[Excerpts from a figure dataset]
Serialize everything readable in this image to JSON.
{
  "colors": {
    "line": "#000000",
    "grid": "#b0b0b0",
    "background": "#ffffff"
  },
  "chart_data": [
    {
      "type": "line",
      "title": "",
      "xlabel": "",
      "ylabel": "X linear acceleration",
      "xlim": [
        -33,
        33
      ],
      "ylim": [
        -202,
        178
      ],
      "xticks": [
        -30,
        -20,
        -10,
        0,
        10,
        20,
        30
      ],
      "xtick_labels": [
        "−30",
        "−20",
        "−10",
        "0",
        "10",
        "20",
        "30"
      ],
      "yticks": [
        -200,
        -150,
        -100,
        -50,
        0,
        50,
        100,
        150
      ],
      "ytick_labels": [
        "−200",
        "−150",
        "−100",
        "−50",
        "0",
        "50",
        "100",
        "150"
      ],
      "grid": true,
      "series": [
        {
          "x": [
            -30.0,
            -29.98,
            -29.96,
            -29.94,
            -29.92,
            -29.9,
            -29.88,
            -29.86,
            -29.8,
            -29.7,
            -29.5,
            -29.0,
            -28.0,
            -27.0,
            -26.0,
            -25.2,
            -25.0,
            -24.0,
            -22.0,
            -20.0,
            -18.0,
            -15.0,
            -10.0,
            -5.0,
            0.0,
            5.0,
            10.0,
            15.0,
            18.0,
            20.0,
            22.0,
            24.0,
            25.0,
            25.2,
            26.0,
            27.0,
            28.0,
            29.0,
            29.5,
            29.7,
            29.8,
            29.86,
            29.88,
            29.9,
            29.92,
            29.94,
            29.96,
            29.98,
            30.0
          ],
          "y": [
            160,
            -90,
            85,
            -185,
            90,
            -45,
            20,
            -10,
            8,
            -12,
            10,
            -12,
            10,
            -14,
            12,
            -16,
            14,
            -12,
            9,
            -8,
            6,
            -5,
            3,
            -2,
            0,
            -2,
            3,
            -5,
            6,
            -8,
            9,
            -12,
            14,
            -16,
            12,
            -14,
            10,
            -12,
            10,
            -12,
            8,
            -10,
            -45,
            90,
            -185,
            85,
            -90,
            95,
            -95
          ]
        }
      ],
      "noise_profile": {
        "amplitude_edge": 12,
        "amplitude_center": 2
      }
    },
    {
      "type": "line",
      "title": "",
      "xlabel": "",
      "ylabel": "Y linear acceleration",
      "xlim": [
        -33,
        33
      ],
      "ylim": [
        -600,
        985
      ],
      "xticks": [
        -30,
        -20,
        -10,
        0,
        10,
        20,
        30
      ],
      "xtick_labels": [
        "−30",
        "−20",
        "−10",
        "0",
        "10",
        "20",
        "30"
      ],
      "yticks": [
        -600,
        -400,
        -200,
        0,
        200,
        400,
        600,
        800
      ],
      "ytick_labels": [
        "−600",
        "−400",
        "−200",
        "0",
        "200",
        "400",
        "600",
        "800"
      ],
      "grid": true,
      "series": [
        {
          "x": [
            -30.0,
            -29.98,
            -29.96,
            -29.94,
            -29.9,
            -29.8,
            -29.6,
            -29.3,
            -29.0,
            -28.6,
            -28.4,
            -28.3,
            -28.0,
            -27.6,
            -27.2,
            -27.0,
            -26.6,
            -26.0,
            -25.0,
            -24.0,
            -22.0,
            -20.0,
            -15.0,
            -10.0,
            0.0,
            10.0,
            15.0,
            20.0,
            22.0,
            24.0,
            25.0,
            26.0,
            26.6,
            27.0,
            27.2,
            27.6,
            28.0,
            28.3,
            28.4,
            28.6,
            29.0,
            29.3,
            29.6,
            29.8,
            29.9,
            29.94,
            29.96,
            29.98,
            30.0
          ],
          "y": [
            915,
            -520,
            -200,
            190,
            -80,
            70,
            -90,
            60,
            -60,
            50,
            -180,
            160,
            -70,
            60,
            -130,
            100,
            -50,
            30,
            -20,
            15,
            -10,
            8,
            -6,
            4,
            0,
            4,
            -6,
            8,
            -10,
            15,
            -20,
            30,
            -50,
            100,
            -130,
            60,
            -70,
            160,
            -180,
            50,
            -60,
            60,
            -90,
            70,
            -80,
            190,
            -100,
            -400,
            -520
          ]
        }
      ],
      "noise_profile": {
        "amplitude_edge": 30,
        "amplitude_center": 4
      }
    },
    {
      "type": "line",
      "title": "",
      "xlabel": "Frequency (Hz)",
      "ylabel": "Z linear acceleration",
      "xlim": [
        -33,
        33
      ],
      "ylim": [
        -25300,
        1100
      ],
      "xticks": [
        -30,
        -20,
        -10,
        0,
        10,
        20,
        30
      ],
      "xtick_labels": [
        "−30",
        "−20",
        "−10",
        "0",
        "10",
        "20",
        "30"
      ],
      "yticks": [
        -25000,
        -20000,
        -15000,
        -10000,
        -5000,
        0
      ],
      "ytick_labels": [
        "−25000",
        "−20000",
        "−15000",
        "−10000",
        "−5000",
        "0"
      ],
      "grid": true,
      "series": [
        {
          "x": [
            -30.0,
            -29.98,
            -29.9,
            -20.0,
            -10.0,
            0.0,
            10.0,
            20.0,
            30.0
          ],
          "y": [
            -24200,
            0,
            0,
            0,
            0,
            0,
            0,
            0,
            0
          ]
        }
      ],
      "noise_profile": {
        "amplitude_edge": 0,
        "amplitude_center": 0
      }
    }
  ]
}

# JOB
From the data above, copy each line that has the string "ylabel".

# THE COMPLETED TASK
      "ylabel": "X linear acceleration",
      "ylabel": "Y linear acceleration",
      "ylabel": "Z linear acceleration",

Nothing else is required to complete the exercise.